Records:

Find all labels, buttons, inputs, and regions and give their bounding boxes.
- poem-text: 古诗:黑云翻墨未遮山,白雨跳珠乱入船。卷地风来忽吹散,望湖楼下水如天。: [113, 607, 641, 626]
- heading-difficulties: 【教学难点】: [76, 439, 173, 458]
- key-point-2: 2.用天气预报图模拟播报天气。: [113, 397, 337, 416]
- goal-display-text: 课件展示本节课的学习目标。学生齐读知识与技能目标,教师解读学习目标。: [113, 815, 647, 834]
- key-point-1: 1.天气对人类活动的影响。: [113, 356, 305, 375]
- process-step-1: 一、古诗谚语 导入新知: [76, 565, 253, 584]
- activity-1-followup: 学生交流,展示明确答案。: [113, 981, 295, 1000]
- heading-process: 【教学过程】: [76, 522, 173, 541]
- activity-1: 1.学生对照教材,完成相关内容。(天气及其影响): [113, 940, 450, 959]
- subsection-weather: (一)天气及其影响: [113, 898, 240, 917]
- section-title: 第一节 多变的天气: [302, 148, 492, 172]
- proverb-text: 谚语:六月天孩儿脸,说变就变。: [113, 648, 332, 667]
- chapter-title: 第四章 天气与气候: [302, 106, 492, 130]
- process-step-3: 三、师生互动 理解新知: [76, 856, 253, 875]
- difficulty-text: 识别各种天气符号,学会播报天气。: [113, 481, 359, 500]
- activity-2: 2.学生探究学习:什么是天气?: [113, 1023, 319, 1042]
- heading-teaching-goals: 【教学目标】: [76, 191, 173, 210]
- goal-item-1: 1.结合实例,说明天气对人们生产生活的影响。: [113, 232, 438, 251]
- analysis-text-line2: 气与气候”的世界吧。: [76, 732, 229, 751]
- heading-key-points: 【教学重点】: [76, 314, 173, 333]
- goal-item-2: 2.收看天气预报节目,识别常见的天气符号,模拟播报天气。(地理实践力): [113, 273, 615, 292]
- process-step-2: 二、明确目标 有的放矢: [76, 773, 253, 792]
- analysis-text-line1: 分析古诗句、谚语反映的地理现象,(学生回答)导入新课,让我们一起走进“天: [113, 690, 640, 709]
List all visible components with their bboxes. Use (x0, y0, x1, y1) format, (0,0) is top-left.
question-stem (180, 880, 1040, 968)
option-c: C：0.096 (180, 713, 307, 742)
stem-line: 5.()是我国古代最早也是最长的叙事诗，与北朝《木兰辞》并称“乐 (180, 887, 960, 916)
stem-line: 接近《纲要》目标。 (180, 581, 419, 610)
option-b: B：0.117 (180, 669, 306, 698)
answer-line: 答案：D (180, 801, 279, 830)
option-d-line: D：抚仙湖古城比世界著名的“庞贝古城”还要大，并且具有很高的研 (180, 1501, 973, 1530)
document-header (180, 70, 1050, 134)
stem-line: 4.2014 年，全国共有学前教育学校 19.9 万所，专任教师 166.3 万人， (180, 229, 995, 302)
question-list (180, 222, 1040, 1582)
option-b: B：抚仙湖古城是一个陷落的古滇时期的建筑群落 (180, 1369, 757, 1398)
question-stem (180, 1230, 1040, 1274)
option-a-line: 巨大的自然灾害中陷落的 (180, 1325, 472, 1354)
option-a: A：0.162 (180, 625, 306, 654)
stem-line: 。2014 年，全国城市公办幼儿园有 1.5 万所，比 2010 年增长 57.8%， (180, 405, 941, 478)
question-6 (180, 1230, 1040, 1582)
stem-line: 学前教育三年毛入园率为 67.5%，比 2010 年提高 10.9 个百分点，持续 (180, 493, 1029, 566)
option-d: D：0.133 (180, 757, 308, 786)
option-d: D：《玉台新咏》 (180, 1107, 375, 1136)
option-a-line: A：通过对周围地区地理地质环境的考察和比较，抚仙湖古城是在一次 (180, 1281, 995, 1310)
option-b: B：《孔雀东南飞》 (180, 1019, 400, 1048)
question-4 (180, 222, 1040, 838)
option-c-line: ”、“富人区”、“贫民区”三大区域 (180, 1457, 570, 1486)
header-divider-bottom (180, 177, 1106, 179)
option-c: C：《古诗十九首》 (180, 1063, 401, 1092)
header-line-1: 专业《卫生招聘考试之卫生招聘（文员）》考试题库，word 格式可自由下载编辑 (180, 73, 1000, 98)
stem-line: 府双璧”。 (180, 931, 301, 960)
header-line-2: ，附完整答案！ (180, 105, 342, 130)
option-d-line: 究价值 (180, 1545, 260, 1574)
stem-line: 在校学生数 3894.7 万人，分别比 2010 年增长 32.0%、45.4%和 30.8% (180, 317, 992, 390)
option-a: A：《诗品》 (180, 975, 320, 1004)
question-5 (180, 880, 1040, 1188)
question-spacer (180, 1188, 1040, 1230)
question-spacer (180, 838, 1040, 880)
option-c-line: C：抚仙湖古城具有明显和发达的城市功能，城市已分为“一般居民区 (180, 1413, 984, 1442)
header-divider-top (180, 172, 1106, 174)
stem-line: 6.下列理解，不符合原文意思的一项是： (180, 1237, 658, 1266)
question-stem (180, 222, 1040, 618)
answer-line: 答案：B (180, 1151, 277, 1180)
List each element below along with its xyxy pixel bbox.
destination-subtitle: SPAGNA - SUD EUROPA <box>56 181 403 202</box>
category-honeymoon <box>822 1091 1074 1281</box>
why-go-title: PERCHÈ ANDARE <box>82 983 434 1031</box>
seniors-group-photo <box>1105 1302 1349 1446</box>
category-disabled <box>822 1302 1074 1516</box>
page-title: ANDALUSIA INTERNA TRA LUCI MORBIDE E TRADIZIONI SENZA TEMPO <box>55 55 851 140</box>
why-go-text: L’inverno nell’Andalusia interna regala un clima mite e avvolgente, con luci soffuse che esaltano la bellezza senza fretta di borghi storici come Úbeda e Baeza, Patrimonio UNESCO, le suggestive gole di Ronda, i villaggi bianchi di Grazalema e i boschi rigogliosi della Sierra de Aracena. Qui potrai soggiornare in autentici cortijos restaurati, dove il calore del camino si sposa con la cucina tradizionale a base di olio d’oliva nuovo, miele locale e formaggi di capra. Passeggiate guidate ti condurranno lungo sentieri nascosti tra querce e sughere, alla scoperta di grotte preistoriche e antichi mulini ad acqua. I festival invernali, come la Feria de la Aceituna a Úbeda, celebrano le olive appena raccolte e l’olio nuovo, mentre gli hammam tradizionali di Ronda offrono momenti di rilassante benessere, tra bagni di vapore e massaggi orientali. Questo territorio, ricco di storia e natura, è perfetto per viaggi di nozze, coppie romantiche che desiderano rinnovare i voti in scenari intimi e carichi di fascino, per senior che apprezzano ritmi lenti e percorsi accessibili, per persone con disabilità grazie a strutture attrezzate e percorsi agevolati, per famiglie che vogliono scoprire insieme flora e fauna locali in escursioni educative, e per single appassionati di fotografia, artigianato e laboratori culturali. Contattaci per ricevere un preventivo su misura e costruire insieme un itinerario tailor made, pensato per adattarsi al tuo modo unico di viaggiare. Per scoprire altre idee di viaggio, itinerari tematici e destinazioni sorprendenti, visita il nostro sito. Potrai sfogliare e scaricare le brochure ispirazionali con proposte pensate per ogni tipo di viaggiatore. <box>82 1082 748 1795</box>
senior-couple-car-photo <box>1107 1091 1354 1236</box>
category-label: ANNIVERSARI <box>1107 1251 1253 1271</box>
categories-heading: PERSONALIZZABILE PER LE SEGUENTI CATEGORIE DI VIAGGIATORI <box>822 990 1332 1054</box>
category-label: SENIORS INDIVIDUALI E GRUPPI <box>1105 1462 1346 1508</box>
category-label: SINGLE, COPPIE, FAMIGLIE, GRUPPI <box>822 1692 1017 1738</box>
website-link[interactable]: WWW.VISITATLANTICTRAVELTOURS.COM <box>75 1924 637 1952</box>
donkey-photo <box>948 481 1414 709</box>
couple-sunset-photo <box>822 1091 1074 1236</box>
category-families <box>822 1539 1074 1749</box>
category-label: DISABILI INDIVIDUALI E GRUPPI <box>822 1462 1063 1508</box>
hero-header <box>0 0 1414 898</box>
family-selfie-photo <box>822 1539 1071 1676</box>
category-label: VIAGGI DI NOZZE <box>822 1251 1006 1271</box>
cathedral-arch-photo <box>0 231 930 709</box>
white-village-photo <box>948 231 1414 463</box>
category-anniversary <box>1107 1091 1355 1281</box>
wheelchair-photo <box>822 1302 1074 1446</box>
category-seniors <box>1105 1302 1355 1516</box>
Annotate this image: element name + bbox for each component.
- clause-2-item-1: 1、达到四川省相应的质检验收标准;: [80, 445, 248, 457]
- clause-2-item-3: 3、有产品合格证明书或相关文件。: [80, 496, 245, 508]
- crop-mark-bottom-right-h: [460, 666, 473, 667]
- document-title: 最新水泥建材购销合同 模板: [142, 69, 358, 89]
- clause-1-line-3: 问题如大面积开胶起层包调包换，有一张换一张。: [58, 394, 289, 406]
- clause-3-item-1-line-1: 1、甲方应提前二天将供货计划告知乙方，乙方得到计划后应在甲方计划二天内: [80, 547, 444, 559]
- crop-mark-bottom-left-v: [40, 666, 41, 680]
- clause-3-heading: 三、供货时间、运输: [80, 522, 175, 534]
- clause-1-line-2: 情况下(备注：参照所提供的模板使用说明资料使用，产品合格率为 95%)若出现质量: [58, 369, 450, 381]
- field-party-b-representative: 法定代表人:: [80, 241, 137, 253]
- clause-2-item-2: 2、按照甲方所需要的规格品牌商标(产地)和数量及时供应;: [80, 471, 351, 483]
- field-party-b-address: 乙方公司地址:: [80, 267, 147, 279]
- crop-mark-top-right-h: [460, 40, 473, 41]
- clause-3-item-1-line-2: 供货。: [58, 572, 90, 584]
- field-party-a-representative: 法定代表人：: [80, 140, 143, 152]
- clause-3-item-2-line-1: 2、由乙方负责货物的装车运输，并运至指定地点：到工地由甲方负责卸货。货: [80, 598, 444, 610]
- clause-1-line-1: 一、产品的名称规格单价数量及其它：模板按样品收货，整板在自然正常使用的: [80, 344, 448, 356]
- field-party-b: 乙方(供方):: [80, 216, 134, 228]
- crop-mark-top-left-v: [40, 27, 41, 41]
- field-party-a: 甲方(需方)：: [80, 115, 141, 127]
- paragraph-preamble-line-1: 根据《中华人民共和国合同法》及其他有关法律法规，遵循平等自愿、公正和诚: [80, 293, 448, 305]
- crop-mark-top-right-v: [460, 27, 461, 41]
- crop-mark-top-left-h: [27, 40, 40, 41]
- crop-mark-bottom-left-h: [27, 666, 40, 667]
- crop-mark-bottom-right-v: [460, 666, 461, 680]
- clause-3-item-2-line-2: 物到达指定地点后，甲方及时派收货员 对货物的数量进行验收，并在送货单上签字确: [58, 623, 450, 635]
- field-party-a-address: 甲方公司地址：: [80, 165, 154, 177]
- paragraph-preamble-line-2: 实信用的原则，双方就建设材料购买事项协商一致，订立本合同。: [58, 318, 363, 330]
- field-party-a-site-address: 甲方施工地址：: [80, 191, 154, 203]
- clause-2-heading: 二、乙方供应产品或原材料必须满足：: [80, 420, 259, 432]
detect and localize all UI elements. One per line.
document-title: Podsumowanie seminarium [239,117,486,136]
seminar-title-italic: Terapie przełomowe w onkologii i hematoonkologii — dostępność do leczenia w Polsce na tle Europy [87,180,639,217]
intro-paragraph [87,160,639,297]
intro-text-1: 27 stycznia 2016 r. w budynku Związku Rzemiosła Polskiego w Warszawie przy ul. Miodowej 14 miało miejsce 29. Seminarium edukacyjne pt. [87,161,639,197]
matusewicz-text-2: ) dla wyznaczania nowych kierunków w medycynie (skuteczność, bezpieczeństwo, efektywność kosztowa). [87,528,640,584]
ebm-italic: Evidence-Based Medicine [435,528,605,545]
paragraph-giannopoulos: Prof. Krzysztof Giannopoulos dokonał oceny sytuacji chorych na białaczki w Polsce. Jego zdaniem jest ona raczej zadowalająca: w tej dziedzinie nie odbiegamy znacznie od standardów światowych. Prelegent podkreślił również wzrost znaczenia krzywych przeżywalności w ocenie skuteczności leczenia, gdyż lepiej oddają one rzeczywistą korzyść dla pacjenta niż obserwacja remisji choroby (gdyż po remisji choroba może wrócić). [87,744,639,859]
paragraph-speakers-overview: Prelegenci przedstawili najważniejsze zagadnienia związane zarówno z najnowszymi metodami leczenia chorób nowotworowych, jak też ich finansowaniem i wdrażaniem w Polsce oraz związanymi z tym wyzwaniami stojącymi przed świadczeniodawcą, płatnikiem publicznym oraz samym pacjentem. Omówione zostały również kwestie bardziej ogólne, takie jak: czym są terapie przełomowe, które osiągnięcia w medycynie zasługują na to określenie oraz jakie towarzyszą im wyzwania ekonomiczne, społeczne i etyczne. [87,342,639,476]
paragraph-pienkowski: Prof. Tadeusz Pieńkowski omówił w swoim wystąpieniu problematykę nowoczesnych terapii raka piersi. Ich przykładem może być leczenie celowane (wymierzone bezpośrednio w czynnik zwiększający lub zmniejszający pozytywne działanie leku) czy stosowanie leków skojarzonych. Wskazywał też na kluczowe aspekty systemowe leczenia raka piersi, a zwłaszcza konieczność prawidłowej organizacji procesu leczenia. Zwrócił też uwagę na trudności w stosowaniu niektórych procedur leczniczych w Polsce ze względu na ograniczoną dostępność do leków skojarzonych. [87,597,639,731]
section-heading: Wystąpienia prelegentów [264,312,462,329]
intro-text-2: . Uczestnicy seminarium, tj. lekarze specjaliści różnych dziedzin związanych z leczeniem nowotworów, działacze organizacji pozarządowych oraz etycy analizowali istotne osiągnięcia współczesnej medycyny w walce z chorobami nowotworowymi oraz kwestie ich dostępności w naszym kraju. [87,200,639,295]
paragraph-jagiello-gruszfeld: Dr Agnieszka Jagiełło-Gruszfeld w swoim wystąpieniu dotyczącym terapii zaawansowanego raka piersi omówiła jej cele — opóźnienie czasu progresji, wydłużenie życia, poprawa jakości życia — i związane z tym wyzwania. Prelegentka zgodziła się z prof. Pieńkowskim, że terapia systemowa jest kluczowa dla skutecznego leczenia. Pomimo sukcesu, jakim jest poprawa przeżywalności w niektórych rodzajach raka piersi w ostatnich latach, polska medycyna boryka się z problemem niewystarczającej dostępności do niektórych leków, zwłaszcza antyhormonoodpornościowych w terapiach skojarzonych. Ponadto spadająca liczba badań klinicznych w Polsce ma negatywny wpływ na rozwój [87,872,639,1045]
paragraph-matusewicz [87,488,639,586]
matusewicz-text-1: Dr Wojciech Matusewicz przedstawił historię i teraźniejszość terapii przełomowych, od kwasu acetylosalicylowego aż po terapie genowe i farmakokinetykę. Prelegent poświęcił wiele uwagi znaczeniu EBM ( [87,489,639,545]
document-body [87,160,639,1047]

§ What to do: Please gather every line of the records above that contains the word "przełomowe", and copy each one.

§ Answer below:
seminar-title-italic: Terapie przełomowe w onkologii i hematoonkologii — dostępność do leczenia w Polsce na tle Europy [87,180,639,217]
paragraph-speakers-overview: Prelegenci przedstawili najważniejsze zagadnienia związane zarówno z najnowszymi metodami leczenia chorób nowotworowych, jak też ich finansowaniem i wdrażaniem w Polsce oraz związanymi z tym wyzwaniami stojącymi przed świadczeniodawcą, płatnikiem publicznym oraz samym pacjentem. Omówione zostały również kwestie bardziej ogólne, takie jak: czym są terapie przełomowe, które osiągnięcia w medycynie zasługują na to określenie oraz jakie towarzyszą im wyzwania ekonomiczne, społeczne i etyczne. [87,342,639,476]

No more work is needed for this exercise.